▶ **GIVEN REQUEST**:
Scan the entries below and extract each line with the word "India" in it.

++++

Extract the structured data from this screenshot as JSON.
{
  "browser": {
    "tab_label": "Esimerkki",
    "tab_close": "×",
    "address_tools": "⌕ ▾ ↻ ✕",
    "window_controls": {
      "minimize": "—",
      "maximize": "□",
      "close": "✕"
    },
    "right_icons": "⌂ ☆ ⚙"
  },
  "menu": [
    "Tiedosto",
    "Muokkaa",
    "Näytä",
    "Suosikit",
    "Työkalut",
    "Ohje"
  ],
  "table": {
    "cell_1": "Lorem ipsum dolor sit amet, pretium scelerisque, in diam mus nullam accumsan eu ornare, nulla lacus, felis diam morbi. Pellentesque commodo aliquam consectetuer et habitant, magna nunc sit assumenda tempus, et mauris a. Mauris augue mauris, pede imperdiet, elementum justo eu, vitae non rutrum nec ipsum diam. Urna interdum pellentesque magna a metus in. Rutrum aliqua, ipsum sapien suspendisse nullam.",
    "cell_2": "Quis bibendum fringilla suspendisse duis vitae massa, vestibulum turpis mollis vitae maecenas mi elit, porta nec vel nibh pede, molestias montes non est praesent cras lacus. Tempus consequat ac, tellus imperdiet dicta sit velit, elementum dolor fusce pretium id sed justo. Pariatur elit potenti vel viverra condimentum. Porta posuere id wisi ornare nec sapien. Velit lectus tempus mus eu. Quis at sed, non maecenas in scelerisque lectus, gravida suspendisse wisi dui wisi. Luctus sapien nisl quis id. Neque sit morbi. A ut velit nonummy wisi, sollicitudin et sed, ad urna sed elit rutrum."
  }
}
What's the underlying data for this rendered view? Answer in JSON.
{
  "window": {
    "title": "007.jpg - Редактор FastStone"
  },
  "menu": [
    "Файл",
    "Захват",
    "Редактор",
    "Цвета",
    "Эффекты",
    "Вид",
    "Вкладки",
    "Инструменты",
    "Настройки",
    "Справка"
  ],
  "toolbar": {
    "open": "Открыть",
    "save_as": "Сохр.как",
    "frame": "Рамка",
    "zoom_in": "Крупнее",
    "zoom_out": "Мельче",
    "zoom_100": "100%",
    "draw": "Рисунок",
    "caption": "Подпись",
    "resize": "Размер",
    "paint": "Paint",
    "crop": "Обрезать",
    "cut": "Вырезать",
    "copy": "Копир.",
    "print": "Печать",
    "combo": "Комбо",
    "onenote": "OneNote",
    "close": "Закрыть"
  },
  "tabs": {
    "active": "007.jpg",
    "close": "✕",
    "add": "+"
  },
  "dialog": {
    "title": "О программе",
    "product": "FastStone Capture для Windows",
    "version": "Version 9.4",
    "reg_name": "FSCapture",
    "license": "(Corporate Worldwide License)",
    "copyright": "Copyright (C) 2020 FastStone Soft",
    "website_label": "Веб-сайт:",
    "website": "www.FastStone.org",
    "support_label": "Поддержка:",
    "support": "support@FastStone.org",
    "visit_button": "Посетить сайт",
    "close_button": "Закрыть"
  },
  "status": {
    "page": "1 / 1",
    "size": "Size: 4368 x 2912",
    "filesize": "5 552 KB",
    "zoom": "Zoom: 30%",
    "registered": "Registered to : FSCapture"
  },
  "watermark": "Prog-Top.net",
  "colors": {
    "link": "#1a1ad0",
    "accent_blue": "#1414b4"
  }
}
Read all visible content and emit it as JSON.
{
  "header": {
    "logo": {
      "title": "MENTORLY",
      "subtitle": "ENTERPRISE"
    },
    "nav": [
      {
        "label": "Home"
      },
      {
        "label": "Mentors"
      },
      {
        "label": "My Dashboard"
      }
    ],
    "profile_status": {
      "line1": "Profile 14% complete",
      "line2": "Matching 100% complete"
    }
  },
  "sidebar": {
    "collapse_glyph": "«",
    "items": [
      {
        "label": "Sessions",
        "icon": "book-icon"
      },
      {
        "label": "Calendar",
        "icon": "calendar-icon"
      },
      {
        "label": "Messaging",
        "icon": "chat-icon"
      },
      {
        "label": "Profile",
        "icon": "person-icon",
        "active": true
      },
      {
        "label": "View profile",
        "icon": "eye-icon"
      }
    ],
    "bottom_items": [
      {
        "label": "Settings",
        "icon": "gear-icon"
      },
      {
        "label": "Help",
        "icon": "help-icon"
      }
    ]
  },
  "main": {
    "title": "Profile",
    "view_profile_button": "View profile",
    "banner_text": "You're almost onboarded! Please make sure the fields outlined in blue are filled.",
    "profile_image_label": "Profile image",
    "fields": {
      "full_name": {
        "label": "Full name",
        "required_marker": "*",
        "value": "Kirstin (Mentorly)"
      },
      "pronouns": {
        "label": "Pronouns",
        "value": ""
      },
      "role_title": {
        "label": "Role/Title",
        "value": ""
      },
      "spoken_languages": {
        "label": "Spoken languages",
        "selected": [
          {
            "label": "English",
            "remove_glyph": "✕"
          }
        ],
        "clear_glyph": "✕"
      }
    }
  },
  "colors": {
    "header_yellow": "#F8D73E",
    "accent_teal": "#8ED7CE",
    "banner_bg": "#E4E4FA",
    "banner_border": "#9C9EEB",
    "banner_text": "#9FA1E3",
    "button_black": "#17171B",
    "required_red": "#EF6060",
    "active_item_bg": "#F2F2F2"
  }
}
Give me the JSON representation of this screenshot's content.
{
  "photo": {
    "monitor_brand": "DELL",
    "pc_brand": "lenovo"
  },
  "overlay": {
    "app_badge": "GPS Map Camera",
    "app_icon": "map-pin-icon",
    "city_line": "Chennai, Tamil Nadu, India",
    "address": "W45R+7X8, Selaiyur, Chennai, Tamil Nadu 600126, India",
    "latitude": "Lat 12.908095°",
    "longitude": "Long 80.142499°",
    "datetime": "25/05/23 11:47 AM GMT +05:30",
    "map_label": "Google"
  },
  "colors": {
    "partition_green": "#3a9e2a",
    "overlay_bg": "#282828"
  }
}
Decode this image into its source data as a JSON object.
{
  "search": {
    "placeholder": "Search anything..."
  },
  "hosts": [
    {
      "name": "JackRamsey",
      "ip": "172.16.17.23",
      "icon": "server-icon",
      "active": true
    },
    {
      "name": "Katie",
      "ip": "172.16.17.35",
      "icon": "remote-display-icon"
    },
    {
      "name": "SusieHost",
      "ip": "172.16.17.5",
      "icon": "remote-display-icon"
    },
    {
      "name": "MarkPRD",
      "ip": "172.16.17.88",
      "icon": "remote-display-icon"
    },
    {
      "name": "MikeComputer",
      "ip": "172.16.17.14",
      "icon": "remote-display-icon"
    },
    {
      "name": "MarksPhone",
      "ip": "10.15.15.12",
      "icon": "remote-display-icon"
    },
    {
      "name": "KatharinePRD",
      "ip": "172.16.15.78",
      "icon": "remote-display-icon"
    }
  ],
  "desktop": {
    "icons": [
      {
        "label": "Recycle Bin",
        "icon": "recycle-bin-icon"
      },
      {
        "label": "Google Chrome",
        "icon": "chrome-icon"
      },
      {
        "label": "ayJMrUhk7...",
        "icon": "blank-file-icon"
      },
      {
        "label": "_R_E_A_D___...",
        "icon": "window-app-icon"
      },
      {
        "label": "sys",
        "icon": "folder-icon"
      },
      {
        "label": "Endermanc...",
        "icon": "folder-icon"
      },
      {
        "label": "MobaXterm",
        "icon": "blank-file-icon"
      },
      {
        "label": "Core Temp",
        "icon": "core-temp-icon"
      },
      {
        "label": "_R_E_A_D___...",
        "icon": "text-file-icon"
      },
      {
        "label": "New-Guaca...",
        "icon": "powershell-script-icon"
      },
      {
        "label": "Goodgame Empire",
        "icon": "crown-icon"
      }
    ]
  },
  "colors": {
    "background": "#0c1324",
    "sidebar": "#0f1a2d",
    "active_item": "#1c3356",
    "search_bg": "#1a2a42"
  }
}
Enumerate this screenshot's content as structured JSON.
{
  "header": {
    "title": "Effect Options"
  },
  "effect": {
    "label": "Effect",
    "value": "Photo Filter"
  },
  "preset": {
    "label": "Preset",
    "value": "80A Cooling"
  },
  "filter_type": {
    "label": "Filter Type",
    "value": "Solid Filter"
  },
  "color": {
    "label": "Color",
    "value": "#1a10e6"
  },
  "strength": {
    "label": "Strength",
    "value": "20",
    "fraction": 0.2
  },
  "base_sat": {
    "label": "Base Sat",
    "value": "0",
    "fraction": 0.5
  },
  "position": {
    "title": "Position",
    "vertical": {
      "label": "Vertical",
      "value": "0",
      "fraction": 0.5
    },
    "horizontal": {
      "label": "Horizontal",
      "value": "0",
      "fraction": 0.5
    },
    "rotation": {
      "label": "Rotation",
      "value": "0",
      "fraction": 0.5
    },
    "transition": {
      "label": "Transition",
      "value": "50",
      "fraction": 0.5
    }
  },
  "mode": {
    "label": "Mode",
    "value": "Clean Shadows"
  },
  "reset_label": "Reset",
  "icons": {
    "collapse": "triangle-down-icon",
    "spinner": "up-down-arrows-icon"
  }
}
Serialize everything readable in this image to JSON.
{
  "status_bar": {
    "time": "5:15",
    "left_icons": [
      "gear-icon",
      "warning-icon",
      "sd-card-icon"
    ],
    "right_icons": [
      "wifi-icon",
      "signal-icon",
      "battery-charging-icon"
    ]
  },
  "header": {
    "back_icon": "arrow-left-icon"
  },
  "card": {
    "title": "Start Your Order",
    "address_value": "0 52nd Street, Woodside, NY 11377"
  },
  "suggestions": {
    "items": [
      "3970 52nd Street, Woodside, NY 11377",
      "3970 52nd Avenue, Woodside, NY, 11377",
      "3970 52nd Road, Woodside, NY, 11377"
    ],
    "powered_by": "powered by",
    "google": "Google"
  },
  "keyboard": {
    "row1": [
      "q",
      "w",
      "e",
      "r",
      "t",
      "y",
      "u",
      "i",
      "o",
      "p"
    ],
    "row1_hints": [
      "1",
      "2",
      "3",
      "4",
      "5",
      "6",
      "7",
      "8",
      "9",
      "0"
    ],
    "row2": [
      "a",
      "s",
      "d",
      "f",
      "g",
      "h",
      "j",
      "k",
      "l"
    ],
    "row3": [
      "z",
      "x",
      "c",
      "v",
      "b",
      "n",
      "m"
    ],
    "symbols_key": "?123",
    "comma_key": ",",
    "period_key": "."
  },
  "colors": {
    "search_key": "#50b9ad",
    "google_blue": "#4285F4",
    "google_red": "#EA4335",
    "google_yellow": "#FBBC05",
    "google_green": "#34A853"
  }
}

++++

▶ **EXPECTED ANSWER**:
    "city_line": "Chennai, Tamil Nadu, India",
    "address": "W45R+7X8, Selaiyur, Chennai, Tamil Nadu 600126, India",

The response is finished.